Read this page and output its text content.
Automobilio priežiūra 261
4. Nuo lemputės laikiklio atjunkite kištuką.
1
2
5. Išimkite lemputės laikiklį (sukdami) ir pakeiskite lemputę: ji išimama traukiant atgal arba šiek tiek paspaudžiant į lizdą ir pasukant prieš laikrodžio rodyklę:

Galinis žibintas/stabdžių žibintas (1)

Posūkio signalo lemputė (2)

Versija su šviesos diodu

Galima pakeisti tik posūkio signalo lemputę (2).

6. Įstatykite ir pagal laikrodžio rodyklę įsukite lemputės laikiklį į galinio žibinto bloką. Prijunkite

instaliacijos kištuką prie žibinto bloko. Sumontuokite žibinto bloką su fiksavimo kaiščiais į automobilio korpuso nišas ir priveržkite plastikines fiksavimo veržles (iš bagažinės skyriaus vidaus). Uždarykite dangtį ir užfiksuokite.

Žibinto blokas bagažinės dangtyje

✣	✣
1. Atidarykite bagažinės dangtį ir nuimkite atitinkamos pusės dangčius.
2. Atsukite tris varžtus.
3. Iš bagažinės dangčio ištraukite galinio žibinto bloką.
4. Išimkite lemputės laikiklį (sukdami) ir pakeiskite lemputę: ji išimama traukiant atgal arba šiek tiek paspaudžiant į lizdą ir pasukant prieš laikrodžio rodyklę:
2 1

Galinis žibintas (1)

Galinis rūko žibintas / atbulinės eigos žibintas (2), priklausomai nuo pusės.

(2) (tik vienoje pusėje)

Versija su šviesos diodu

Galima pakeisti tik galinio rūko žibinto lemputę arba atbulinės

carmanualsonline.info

The exercise. Copy each line of the data that contains the word "Išimkite".

Task result.
5. Išimkite lemputės laikiklį (sukdami) ir pakeiskite lemputę: ji išimama traukiant atgal arba šiek tiek paspaudžiant į lizdą ir pasukant prieš laikrodžio rodyklę:
4. Išimkite lemputės laikiklį (sukdami) ir pakeiskite lemputę: ji išimama traukiant atgal arba šiek tiek paspaudžiant į lizdą ir pasukant prieš laikrodžio rodyklę:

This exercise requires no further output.